- _PROBLEM TO WORK ON_
Please give the data below again in full, exactly as it stands.

Records that describe figures:
--*--
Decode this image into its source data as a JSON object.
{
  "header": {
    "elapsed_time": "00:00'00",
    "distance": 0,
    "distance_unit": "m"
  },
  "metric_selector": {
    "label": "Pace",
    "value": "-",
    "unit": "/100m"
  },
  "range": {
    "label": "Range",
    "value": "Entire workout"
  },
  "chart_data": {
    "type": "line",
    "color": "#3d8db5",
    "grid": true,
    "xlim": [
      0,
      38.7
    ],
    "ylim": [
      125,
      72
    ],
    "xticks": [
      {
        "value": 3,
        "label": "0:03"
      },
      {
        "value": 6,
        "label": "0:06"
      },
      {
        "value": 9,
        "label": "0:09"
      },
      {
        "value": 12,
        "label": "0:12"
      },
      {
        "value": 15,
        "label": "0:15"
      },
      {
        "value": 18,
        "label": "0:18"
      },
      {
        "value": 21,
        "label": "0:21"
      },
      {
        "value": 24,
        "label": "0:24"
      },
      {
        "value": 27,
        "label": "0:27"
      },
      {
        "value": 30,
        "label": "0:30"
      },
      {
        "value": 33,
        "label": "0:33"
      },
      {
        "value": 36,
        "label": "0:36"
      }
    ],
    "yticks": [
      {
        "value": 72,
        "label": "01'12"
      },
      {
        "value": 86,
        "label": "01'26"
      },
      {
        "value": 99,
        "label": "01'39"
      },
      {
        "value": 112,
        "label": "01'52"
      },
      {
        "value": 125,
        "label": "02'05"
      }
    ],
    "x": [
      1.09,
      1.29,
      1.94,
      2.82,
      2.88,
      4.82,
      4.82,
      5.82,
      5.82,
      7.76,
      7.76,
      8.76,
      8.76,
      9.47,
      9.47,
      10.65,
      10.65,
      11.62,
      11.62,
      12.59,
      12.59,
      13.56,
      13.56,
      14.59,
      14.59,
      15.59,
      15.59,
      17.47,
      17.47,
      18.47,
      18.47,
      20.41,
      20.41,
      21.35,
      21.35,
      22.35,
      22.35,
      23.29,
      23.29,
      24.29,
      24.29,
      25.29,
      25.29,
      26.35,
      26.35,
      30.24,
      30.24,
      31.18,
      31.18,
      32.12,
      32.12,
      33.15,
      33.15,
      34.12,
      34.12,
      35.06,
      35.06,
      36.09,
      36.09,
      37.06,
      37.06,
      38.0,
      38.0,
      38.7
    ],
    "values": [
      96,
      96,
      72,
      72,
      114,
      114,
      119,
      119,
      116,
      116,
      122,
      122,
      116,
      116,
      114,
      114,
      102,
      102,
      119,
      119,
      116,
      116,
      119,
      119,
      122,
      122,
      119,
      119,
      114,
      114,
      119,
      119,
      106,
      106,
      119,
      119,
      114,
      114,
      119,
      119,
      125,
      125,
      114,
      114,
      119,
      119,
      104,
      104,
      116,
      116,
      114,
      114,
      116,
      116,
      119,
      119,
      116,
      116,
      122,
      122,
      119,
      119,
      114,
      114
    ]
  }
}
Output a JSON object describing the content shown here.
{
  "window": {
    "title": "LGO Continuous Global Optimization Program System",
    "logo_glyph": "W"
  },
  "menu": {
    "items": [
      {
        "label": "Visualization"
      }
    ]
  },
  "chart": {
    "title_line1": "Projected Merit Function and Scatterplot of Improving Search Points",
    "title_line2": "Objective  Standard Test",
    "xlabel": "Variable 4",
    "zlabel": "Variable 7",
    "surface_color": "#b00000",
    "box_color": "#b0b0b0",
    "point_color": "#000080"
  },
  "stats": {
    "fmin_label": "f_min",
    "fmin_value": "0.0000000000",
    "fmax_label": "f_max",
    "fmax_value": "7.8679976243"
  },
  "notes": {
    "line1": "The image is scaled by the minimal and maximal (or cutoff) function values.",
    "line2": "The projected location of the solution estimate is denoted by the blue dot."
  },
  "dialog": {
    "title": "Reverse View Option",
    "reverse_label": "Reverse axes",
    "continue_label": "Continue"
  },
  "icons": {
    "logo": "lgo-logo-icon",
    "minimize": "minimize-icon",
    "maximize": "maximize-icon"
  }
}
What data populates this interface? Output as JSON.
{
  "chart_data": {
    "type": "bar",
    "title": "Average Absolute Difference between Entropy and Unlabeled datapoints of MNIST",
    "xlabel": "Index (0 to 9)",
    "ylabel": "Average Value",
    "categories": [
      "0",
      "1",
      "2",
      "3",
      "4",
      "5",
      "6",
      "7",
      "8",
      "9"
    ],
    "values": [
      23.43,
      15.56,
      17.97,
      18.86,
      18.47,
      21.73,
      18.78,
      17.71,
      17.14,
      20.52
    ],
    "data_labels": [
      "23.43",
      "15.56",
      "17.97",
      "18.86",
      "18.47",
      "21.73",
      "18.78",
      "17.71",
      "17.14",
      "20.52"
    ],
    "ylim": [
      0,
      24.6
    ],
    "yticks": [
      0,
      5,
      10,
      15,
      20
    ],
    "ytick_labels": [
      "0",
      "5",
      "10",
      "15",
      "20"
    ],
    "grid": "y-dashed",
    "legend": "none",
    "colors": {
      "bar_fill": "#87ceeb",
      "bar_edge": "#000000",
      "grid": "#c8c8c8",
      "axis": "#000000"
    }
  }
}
--*--
- _OUTPUT_
Decode this image into its source data as a JSON object.
{
  "header": {
    "elapsed_time": "00:00'00",
    "distance": 0,
    "distance_unit": "m"
  },
  "metric_selector": {
    "label": "Pace",
    "value": "-",
    "unit": "/100m"
  },
  "range": {
    "label": "Range",
    "value": "Entire workout"
  },
  "chart_data": {
    "type": "line",
    "color": "#3d8db5",
    "grid": true,
    "xlim": [
      0,
      38.7
    ],
    "ylim": [
      125,
      72
    ],
    "xticks": [
      {
        "value": 3,
        "label": "0:03"
      },
      {
        "value": 6,
        "label": "0:06"
      },
      {
        "value": 9,
        "label": "0:09"
      },
      {
        "value": 12,
        "label": "0:12"
      },
      {
        "value": 15,
        "label": "0:15"
      },
      {
        "value": 18,
        "label": "0:18"
      },
      {
        "value": 21,
        "label": "0:21"
      },
      {
        "value": 24,
        "label": "0:24"
      },
      {
        "value": 27,
        "label": "0:27"
      },
      {
        "value": 30,
        "label": "0:30"
      },
      {
        "value": 33,
        "label": "0:33"
      },
      {
        "value": 36,
        "label": "0:36"
      }
    ],
    "yticks": [
      {
        "value": 72,
        "label": "01'12"
      },
      {
        "value": 86,
        "label": "01'26"
      },
      {
        "value": 99,
        "label": "01'39"
      },
      {
        "value": 112,
        "label": "01'52"
      },
      {
        "value": 125,
        "label": "02'05"
      }
    ],
    "x": [
      1.09,
      1.29,
      1.94,
      2.82,
      2.88,
      4.82,
      4.82,
      5.82,
      5.82,
      7.76,
      7.76,
      8.76,
      8.76,
      9.47,
      9.47,
      10.65,
      10.65,
      11.62,
      11.62,
      12.59,
      12.59,
      13.56,
      13.56,
      14.59,
      14.59,
      15.59,
      15.59,
      17.47,
      17.47,
      18.47,
      18.47,
      20.41,
      20.41,
      21.35,
      21.35,
      22.35,
      22.35,
      23.29,
      23.29,
      24.29,
      24.29,
      25.29,
      25.29,
      26.35,
      26.35,
      30.24,
      30.24,
      31.18,
      31.18,
      32.12,
      32.12,
      33.15,
      33.15,
      34.12,
      34.12,
      35.06,
      35.06,
      36.09,
      36.09,
      37.06,
      37.06,
      38.0,
      38.0,
      38.7
    ],
    "values": [
      96,
      96,
      72,
      72,
      114,
      114,
      119,
      119,
      116,
      116,
      122,
      122,
      116,
      116,
      114,
      114,
      102,
      102,
      119,
      119,
      116,
      116,
      119,
      119,
      122,
      122,
      119,
      119,
      114,
      114,
      119,
      119,
      106,
      106,
      119,
      119,
      114,
      114,
      119,
      119,
      125,
      125,
      114,
      114,
      119,
      119,
      104,
      104,
      116,
      116,
      114,
      114,
      116,
      116,
      119,
      119,
      116,
      116,
      122,
      122,
      119,
      119,
      114,
      114
    ]
  }
}
Output a JSON object describing the content shown here.
{
  "window": {
    "title": "LGO Continuous Global Optimization Program System",
    "logo_glyph": "W"
  },
  "menu": {
    "items": [
      {
        "label": "Visualization"
      }
    ]
  },
  "chart": {
    "title_line1": "Projected Merit Function and Scatterplot of Improving Search Points",
    "title_line2": "Objective  Standard Test",
    "xlabel": "Variable 4",
    "zlabel": "Variable 7",
    "surface_color": "#b00000",
    "box_color": "#b0b0b0",
    "point_color": "#000080"
  },
  "stats": {
    "fmin_label": "f_min",
    "fmin_value": "0.0000000000",
    "fmax_label": "f_max",
    "fmax_value": "7.8679976243"
  },
  "notes": {
    "line1": "The image is scaled by the minimal and maximal (or cutoff) function values.",
    "line2": "The projected location of the solution estimate is denoted by the blue dot."
  },
  "dialog": {
    "title": "Reverse View Option",
    "reverse_label": "Reverse axes",
    "continue_label": "Continue"
  },
  "icons": {
    "logo": "lgo-logo-icon",
    "minimize": "minimize-icon",
    "maximize": "maximize-icon"
  }
}
What data populates this interface? Output as JSON.
{
  "chart_data": {
    "type": "bar",
    "title": "Average Absolute Difference between Entropy and Unlabeled datapoints of MNIST",
    "xlabel": "Index (0 to 9)",
    "ylabel": "Average Value",
    "categories": [
      "0",
      "1",
      "2",
      "3",
      "4",
      "5",
      "6",
      "7",
      "8",
      "9"
    ],
    "values": [
      23.43,
      15.56,
      17.97,
      18.86,
      18.47,
      21.73,
      18.78,
      17.71,
      17.14,
      20.52
    ],
    "data_labels": [
      "23.43",
      "15.56",
      "17.97",
      "18.86",
      "18.47",
      "21.73",
      "18.78",
      "17.71",
      "17.14",
      "20.52"
    ],
    "ylim": [
      0,
      24.6
    ],
    "yticks": [
      0,
      5,
      10,
      15,
      20
    ],
    "ytick_labels": [
      "0",
      "5",
      "10",
      "15",
      "20"
    ],
    "grid": "y-dashed",
    "legend": "none",
    "colors": {
      "bar_fill": "#87ceeb",
      "bar_edge": "#000000",
      "grid": "#c8c8c8",
      "axis": "#000000"
    }
  }
}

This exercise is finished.